* PROVIDED RECORDS *
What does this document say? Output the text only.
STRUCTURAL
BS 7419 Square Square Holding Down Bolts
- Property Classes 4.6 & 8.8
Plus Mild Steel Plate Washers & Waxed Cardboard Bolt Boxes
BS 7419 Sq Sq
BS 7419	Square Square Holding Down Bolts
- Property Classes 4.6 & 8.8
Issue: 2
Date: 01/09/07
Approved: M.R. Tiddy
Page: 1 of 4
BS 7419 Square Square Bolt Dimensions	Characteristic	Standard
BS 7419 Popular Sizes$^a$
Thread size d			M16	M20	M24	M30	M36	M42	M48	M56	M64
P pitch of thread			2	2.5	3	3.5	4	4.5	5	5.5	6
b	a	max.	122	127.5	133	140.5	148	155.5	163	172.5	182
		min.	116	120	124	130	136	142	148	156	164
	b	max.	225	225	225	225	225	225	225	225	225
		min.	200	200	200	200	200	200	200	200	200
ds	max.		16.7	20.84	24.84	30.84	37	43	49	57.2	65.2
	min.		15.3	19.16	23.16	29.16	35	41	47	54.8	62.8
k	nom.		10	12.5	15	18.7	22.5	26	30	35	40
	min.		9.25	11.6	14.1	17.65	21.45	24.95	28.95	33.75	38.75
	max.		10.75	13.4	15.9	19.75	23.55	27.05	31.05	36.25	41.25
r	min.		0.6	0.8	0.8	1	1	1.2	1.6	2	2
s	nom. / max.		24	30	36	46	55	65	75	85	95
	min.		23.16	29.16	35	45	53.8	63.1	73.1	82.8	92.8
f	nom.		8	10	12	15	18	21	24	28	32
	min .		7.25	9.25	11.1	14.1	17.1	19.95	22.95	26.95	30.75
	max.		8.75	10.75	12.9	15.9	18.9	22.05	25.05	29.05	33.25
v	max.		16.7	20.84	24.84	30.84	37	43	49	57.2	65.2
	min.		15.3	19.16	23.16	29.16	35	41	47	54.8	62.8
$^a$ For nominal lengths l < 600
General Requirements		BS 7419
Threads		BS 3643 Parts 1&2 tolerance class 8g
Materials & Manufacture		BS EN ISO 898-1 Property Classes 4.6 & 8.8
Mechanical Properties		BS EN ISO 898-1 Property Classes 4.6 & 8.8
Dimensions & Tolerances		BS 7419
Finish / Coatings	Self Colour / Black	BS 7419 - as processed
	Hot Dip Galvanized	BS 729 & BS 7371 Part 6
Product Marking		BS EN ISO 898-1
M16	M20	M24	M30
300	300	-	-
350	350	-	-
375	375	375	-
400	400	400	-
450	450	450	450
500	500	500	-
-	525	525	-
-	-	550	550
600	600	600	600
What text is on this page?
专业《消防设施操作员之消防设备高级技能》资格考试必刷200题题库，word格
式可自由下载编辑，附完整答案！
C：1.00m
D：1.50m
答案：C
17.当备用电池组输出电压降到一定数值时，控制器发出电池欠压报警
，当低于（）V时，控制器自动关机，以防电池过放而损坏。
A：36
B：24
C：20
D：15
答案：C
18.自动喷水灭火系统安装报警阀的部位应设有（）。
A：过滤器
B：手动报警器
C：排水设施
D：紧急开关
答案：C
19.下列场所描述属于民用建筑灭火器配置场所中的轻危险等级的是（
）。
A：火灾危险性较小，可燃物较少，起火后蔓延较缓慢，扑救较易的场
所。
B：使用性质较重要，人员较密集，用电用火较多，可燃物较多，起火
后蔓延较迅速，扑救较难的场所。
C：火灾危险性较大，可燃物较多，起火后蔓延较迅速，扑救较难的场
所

* WHAT THIS TASK INVOLVES *
Copy every record exactly, with nothing added or dropped.

* RIGHT ANSWER *
What does this document say? Output the text only.
STRUCTURAL
BS 7419 Square Square Holding Down Bolts
- Property Classes 4.6 & 8.8
Plus Mild Steel Plate Washers & Waxed Cardboard Bolt Boxes
BS 7419 Sq Sq
BS 7419	Square Square Holding Down Bolts
- Property Classes 4.6 & 8.8
Issue: 2
Date: 01/09/07
Approved: M.R. Tiddy
Page: 1 of 4
BS 7419 Square Square Bolt Dimensions	Characteristic	Standard
BS 7419 Popular Sizes$^a$
Thread size d			M16	M20	M24	M30	M36	M42	M48	M56	M64
P pitch of thread			2	2.5	3	3.5	4	4.5	5	5.5	6
b	a	max.	122	127.5	133	140.5	148	155.5	163	172.5	182
		min.	116	120	124	130	136	142	148	156	164
	b	max.	225	225	225	225	225	225	225	225	225
		min.	200	200	200	200	200	200	200	200	200
ds	max.		16.7	20.84	24.84	30.84	37	43	49	57.2	65.2
	min.		15.3	19.16	23.16	29.16	35	41	47	54.8	62.8
k	nom.		10	12.5	15	18.7	22.5	26	30	35	40
	min.		9.25	11.6	14.1	17.65	21.45	24.95	28.95	33.75	38.75
	max.		10.75	13.4	15.9	19.75	23.55	27.05	31.05	36.25	41.25
r	min.		0.6	0.8	0.8	1	1	1.2	1.6	2	2
s	nom. / max.		24	30	36	46	55	65	75	85	95
	min.		23.16	29.16	35	45	53.8	63.1	73.1	82.8	92.8
f	nom.		8	10	12	15	18	21	24	28	32
	min .		7.25	9.25	11.1	14.1	17.1	19.95	22.95	26.95	30.75
	max.		8.75	10.75	12.9	15.9	18.9	22.05	25.05	29.05	33.25
v	max.		16.7	20.84	24.84	30.84	37	43	49	57.2	65.2
	min.		15.3	19.16	23.16	29.16	35	41	47	54.8	62.8
$^a$ For nominal lengths l < 600
General Requirements		BS 7419
Threads		BS 3643 Parts 1&2 tolerance class 8g
Materials & Manufacture		BS EN ISO 898-1 Property Classes 4.6 & 8.8
Mechanical Properties		BS EN ISO 898-1 Property Classes 4.6 & 8.8
Dimensions & Tolerances		BS 7419
Finish / Coatings	Self Colour / Black	BS 7419 - as processed
	Hot Dip Galvanized	BS 729 & BS 7371 Part 6
Product Marking		BS EN ISO 898-1
M16	M20	M24	M30
300	300	-	-
350	350	-	-
375	375	375	-
400	400	400	-
450	450	450	450
500	500	500	-
-	525	525	-
-	-	550	550
600	600	600	600
What text is on this page?
专业《消防设施操作员之消防设备高级技能》资格考试必刷200题题库，word格
式可自由下载编辑，附完整答案！
C：1.00m
D：1.50m
答案：C
17.当备用电池组输出电压降到一定数值时，控制器发出电池欠压报警
，当低于（）V时，控制器自动关机，以防电池过放而损坏。
A：36
B：24
C：20
D：15
答案：C
18.自动喷水灭火系统安装报警阀的部位应设有（）。
A：过滤器
B：手动报警器
C：排水设施
D：紧急开关
答案：C
19.下列场所描述属于民用建筑灭火器配置场所中的轻危险等级的是（
）。
A：火灾危险性较小，可燃物较少，起火后蔓延较缓慢，扑救较易的场
所。
B：使用性质较重要，人员较密集，用电用火较多，可燃物较多，起火
后蔓延较迅速，扑救较难的场所。
C：火灾危险性较大，可燃物较多，起火后蔓延较迅速，扑救较难的场
所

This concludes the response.